> Instruction
Give only a count of the lines that include the string "Lieblingsessen".

___ Supplied entries

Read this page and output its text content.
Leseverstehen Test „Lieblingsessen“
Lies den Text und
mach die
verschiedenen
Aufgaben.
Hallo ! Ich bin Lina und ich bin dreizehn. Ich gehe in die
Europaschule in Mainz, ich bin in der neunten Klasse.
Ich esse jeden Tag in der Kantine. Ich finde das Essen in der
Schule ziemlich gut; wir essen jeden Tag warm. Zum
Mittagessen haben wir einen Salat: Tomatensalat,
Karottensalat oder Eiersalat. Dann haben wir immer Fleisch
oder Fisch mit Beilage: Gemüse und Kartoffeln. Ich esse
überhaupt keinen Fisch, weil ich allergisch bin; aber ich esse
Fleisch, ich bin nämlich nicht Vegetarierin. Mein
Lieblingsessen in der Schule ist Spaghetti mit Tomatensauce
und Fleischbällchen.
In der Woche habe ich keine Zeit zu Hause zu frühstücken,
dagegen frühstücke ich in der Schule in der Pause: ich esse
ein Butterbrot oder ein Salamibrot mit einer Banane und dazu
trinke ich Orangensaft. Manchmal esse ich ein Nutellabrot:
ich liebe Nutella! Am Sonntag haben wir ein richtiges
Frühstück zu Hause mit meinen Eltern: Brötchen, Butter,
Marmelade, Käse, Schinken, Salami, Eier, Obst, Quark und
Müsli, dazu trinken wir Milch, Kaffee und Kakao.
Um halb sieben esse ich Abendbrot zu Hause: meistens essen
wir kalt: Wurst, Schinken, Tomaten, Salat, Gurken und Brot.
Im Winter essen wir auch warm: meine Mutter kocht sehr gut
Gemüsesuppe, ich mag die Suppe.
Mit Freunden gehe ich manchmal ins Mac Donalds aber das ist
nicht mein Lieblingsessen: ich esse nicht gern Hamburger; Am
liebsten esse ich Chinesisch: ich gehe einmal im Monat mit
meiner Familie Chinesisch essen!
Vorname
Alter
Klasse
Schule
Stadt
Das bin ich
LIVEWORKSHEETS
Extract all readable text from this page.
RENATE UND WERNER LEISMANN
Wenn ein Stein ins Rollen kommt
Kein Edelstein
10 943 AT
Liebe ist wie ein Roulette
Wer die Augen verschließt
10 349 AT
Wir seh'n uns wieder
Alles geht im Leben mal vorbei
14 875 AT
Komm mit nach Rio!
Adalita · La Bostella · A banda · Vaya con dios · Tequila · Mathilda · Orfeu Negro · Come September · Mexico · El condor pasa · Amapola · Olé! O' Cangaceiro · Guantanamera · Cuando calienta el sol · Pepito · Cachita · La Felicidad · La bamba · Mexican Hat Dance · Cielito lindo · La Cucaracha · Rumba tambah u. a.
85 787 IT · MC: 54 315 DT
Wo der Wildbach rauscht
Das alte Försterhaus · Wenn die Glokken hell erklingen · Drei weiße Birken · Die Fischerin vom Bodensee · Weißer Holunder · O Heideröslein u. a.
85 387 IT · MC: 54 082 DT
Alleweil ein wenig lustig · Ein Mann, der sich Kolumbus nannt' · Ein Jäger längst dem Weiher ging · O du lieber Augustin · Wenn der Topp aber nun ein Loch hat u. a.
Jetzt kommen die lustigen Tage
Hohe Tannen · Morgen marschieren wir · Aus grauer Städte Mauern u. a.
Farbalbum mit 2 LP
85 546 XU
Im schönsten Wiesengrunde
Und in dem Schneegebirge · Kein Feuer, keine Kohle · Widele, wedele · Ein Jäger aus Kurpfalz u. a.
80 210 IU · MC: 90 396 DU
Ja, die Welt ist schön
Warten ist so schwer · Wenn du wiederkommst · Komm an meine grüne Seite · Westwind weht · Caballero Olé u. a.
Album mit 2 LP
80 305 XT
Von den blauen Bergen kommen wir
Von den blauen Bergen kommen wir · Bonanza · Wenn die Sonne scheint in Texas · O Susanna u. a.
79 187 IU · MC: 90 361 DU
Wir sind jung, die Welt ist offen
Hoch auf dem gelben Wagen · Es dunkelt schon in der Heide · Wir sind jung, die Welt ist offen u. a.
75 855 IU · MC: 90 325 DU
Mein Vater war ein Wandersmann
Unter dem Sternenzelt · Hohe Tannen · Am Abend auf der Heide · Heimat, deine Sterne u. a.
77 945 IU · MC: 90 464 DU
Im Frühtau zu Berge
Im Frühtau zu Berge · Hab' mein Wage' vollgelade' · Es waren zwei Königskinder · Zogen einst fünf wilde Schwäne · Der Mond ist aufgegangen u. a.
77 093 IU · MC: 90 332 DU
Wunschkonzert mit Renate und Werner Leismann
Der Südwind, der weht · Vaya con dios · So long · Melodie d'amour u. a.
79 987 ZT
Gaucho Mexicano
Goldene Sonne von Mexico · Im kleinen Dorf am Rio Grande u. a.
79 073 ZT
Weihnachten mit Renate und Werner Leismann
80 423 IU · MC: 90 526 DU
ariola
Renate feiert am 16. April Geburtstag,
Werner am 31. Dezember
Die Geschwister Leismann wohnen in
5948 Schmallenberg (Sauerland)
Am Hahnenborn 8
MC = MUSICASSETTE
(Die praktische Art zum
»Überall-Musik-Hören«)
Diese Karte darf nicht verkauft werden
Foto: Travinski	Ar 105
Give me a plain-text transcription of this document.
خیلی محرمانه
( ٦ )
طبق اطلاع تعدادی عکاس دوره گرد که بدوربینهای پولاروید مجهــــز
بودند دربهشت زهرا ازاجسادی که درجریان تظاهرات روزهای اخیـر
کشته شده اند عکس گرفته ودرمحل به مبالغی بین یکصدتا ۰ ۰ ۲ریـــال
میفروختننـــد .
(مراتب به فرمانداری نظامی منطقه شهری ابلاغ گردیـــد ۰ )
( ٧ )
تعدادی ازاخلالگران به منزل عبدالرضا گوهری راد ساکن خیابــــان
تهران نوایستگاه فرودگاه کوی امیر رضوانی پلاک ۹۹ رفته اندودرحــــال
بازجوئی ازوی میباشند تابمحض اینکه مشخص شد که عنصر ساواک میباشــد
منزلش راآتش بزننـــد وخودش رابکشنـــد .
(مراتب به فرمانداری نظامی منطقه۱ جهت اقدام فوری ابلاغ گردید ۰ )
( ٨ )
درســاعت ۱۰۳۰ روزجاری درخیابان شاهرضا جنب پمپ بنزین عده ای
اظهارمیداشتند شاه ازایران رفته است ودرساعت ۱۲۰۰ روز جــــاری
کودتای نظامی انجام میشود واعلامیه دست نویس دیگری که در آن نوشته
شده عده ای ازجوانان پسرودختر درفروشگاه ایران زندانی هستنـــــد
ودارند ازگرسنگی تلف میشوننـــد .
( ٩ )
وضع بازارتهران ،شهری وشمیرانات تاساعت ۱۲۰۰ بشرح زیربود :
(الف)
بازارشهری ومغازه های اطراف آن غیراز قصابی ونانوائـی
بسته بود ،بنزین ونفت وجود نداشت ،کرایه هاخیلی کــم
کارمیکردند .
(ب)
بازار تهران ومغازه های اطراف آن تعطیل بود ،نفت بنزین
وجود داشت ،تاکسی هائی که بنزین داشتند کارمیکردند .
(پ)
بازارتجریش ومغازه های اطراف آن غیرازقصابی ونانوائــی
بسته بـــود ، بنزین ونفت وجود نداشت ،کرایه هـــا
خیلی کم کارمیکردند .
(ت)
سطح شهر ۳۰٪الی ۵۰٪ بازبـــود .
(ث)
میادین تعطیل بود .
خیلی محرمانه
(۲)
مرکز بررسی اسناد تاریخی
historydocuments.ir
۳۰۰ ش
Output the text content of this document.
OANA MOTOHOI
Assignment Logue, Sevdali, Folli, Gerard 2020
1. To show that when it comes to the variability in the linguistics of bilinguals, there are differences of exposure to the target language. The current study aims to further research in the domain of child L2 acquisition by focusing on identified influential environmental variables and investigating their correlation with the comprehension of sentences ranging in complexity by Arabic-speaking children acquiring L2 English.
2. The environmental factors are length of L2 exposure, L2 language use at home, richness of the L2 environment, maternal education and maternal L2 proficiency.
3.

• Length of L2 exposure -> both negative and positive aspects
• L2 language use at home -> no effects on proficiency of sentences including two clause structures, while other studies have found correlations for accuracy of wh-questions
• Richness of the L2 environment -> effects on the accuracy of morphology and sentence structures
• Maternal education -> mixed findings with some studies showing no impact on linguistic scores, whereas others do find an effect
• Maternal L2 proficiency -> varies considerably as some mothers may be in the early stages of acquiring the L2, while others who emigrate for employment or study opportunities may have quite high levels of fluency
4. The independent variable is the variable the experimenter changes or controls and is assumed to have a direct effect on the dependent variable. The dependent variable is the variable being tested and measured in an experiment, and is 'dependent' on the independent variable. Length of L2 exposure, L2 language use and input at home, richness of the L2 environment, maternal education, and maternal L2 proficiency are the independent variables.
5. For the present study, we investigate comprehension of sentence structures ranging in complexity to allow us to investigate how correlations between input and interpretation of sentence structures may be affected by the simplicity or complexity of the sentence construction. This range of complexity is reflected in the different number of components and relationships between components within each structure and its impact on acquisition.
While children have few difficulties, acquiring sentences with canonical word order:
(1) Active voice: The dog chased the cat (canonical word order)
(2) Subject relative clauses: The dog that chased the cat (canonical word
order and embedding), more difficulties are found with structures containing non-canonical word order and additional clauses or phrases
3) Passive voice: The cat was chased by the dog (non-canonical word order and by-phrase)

______

> Solution
3